» Exercise task: Transcribe the records that follow, preserving every word.

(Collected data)
↓↓↓

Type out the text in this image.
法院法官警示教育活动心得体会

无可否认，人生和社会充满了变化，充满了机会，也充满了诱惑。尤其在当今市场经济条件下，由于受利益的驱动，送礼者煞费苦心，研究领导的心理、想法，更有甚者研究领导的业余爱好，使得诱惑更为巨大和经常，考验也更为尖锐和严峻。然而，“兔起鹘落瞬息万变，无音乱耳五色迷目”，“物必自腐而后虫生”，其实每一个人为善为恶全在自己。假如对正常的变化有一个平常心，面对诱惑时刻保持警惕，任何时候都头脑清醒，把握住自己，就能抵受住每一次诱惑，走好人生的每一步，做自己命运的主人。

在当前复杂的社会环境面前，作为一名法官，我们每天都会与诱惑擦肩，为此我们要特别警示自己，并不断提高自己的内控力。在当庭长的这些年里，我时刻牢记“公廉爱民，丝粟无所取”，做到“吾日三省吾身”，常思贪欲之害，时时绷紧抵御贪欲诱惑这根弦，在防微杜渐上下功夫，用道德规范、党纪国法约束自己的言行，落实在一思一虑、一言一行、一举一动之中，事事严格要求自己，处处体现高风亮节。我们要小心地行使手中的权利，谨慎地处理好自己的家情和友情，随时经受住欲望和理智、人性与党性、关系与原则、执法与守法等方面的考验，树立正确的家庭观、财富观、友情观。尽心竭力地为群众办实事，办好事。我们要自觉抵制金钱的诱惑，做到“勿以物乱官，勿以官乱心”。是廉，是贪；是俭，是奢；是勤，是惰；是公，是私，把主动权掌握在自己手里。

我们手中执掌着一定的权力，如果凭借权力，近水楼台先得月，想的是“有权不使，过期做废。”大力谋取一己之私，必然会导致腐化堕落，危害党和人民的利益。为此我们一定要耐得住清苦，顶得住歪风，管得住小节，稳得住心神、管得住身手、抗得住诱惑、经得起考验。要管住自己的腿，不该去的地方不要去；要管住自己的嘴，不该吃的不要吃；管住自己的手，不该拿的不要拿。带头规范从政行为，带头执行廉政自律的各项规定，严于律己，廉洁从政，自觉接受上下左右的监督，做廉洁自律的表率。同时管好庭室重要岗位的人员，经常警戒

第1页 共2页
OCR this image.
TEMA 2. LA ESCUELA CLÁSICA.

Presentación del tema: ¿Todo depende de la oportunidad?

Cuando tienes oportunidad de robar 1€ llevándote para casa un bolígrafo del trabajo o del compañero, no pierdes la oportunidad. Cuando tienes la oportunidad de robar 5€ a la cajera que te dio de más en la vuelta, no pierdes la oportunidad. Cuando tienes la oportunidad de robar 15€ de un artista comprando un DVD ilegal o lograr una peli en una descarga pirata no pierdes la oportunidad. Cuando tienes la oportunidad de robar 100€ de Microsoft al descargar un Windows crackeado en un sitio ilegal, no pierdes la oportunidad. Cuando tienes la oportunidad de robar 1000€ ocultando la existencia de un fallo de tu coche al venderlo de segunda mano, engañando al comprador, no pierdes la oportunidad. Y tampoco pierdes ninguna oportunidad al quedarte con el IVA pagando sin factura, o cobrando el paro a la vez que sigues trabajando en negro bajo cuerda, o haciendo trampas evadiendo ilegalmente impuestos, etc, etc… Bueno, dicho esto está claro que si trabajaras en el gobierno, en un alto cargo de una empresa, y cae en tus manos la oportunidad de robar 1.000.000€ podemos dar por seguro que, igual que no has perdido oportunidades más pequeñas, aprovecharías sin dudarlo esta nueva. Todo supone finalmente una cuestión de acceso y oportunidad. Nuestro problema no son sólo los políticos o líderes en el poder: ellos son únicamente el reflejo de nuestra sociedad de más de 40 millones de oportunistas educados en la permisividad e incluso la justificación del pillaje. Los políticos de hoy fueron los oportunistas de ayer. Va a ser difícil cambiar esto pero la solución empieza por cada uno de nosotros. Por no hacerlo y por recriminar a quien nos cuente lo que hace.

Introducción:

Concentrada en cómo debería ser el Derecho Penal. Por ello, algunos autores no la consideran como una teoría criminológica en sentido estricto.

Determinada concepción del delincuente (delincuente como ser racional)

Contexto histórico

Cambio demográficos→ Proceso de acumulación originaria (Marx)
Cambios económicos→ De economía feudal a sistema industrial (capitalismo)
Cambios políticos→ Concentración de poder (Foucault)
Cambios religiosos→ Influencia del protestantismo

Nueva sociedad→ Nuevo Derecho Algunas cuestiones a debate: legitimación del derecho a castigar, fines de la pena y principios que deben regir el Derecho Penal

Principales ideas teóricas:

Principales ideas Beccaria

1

↑↑↑

» Written response:
Type out the text in this image.
法院法官警示教育活动心得体会

无可否认，人生和社会充满了变化，充满了机会，也充满了诱惑。尤其在当今市场经济条件下，由于受利益的驱动，送礼者煞费苦心，研究领导的心理、想法，更有甚者研究领导的业余爱好，使得诱惑更为巨大和经常，考验也更为尖锐和严峻。然而，“兔起鹘落瞬息万变，无音乱耳五色迷目”，“物必自腐而后虫生”，其实每一个人为善为恶全在自己。假如对正常的变化有一个平常心，面对诱惑时刻保持警惕，任何时候都头脑清醒，把握住自己，就能抵受住每一次诱惑，走好人生的每一步，做自己命运的主人。

在当前复杂的社会环境面前，作为一名法官，我们每天都会与诱惑擦肩，为此我们要特别警示自己，并不断提高自己的内控力。在当庭长的这些年里，我时刻牢记“公廉爱民，丝粟无所取”，做到“吾日三省吾身”，常思贪欲之害，时时绷紧抵御贪欲诱惑这根弦，在防微杜渐上下功夫，用道德规范、党纪国法约束自己的言行，落实在一思一虑、一言一行、一举一动之中，事事严格要求自己，处处体现高风亮节。我们要小心地行使手中的权利，谨慎地处理好自己的家情和友情，随时经受住欲望和理智、人性与党性、关系与原则、执法与守法等方面的考验，树立正确的家庭观、财富观、友情观。尽心竭力地为群众办实事，办好事。我们要自觉抵制金钱的诱惑，做到“勿以物乱官，勿以官乱心”。是廉，是贪；是俭，是奢；是勤，是惰；是公，是私，把主动权掌握在自己手里。

我们手中执掌着一定的权力，如果凭借权力，近水楼台先得月，想的是“有权不使，过期做废。”大力谋取一己之私，必然会导致腐化堕落，危害党和人民的利益。为此我们一定要耐得住清苦，顶得住歪风，管得住小节，稳得住心神、管得住身手、抗得住诱惑、经得起考验。要管住自己的腿，不该去的地方不要去；要管住自己的嘴，不该吃的不要吃；管住自己的手，不该拿的不要拿。带头规范从政行为，带头执行廉政自律的各项规定，严于律己，廉洁从政，自觉接受上下左右的监督，做廉洁自律的表率。同时管好庭室重要岗位的人员，经常警戒

第1页 共2页
OCR this image.
TEMA 2. LA ESCUELA CLÁSICA.

Presentación del tema: ¿Todo depende de la oportunidad?

Cuando tienes oportunidad de robar 1€ llevándote para casa un bolígrafo del trabajo o del compañero, no pierdes la oportunidad. Cuando tienes la oportunidad de robar 5€ a la cajera que te dio de más en la vuelta, no pierdes la oportunidad. Cuando tienes la oportunidad de robar 15€ de un artista comprando un DVD ilegal o lograr una peli en una descarga pirata no pierdes la oportunidad. Cuando tienes la oportunidad de robar 100€ de Microsoft al descargar un Windows crackeado en un sitio ilegal, no pierdes la oportunidad. Cuando tienes la oportunidad de robar 1000€ ocultando la existencia de un fallo de tu coche al venderlo de segunda mano, engañando al comprador, no pierdes la oportunidad. Y tampoco pierdes ninguna oportunidad al quedarte con el IVA pagando sin factura, o cobrando el paro a la vez que sigues trabajando en negro bajo cuerda, o haciendo trampas evadiendo ilegalmente impuestos, etc, etc… Bueno, dicho esto está claro que si trabajaras en el gobierno, en un alto cargo de una empresa, y cae en tus manos la oportunidad de robar 1.000.000€ podemos dar por seguro que, igual que no has perdido oportunidades más pequeñas, aprovecharías sin dudarlo esta nueva. Todo supone finalmente una cuestión de acceso y oportunidad. Nuestro problema no son sólo los políticos o líderes en el poder: ellos son únicamente el reflejo de nuestra sociedad de más de 40 millones de oportunistas educados en la permisividad e incluso la justificación del pillaje. Los políticos de hoy fueron los oportunistas de ayer. Va a ser difícil cambiar esto pero la solución empieza por cada uno de nosotros. Por no hacerlo y por recriminar a quien nos cuente lo que hace.

Introducción:

Concentrada en cómo debería ser el Derecho Penal. Por ello, algunos autores no la consideran como una teoría criminológica en sentido estricto.

Determinada concepción del delincuente (delincuente como ser racional)

Contexto histórico

Cambio demográficos→ Proceso de acumulación originaria (Marx)
Cambios económicos→ De economía feudal a sistema industrial (capitalismo)
Cambios políticos→ Concentración de poder (Foucault)
Cambios religiosos→ Influencia del protestantismo

Nueva sociedad→ Nuevo Derecho Algunas cuestiones a debate: legitimación del derecho a castigar, fines de la pena y principios que deben regir el Derecho Penal

Principales ideas teóricas:

Principales ideas Beccaria

1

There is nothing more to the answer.